### STATED EXERCISE
Transcribe the data that follows precisely, omitting nothing.

(Collected data)
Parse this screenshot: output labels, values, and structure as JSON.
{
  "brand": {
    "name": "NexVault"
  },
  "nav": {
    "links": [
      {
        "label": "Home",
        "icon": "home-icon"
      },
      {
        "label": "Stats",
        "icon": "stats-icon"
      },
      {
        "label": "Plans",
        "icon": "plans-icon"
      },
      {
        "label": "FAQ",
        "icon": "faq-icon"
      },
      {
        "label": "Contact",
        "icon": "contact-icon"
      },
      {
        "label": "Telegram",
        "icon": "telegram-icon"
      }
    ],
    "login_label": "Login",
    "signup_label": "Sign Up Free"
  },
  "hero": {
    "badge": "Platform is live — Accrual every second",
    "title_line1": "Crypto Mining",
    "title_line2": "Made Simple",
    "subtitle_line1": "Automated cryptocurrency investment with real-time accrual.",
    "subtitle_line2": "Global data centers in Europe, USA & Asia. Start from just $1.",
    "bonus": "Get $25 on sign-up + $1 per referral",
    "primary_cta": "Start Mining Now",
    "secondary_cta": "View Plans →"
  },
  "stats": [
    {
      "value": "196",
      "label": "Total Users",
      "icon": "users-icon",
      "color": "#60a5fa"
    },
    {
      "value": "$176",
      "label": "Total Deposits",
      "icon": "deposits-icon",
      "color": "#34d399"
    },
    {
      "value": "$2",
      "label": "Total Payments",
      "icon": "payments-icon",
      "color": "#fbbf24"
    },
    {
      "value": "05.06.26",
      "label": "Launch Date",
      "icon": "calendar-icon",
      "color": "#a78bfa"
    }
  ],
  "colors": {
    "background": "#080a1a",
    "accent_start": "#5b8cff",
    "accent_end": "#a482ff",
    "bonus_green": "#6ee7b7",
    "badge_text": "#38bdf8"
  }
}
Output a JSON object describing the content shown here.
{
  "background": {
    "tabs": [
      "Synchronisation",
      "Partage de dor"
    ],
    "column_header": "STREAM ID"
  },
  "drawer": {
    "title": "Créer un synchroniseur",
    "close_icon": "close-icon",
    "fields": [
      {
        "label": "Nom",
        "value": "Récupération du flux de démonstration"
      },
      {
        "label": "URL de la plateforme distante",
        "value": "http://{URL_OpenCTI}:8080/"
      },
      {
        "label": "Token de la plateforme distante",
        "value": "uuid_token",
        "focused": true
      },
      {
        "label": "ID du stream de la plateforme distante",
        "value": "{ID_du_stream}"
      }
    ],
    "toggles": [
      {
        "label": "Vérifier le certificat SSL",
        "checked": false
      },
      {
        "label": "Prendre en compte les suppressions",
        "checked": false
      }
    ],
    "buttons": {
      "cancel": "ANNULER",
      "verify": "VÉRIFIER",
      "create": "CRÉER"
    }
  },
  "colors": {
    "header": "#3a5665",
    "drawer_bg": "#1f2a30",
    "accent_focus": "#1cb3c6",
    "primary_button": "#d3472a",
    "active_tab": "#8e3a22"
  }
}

### WORKED ANSWER
Parse this screenshot: output labels, values, and structure as JSON.
{
  "brand": {
    "name": "NexVault"
  },
  "nav": {
    "links": [
      {
        "label": "Home",
        "icon": "home-icon"
      },
      {
        "label": "Stats",
        "icon": "stats-icon"
      },
      {
        "label": "Plans",
        "icon": "plans-icon"
      },
      {
        "label": "FAQ",
        "icon": "faq-icon"
      },
      {
        "label": "Contact",
        "icon": "contact-icon"
      },
      {
        "label": "Telegram",
        "icon": "telegram-icon"
      }
    ],
    "login_label": "Login",
    "signup_label": "Sign Up Free"
  },
  "hero": {
    "badge": "Platform is live — Accrual every second",
    "title_line1": "Crypto Mining",
    "title_line2": "Made Simple",
    "subtitle_line1": "Automated cryptocurrency investment with real-time accrual.",
    "subtitle_line2": "Global data centers in Europe, USA & Asia. Start from just $1.",
    "bonus": "Get $25 on sign-up + $1 per referral",
    "primary_cta": "Start Mining Now",
    "secondary_cta": "View Plans →"
  },
  "stats": [
    {
      "value": "196",
      "label": "Total Users",
      "icon": "users-icon",
      "color": "#60a5fa"
    },
    {
      "value": "$176",
      "label": "Total Deposits",
      "icon": "deposits-icon",
      "color": "#34d399"
    },
    {
      "value": "$2",
      "label": "Total Payments",
      "icon": "payments-icon",
      "color": "#fbbf24"
    },
    {
      "value": "05.06.26",
      "label": "Launch Date",
      "icon": "calendar-icon",
      "color": "#a78bfa"
    }
  ],
  "colors": {
    "background": "#080a1a",
    "accent_start": "#5b8cff",
    "accent_end": "#a482ff",
    "bonus_green": "#6ee7b7",
    "badge_text": "#38bdf8"
  }
}
Output a JSON object describing the content shown here.
{
  "background": {
    "tabs": [
      "Synchronisation",
      "Partage de dor"
    ],
    "column_header": "STREAM ID"
  },
  "drawer": {
    "title": "Créer un synchroniseur",
    "close_icon": "close-icon",
    "fields": [
      {
        "label": "Nom",
        "value": "Récupération du flux de démonstration"
      },
      {
        "label": "URL de la plateforme distante",
        "value": "http://{URL_OpenCTI}:8080/"
      },
      {
        "label": "Token de la plateforme distante",
        "value": "uuid_token",
        "focused": true
      },
      {
        "label": "ID du stream de la plateforme distante",
        "value": "{ID_du_stream}"
      }
    ],
    "toggles": [
      {
        "label": "Vérifier le certificat SSL",
        "checked": false
      },
      {
        "label": "Prendre en compte les suppressions",
        "checked": false
      }
    ],
    "buttons": {
      "cancel": "ANNULER",
      "verify": "VÉRIFIER",
      "create": "CRÉER"
    }
  },
  "colors": {
    "header": "#3a5665",
    "drawer_bg": "#1f2a30",
    "accent_focus": "#1cb3c6",
    "primary_button": "#d3472a",
    "active_tab": "#8e3a22"
  }
}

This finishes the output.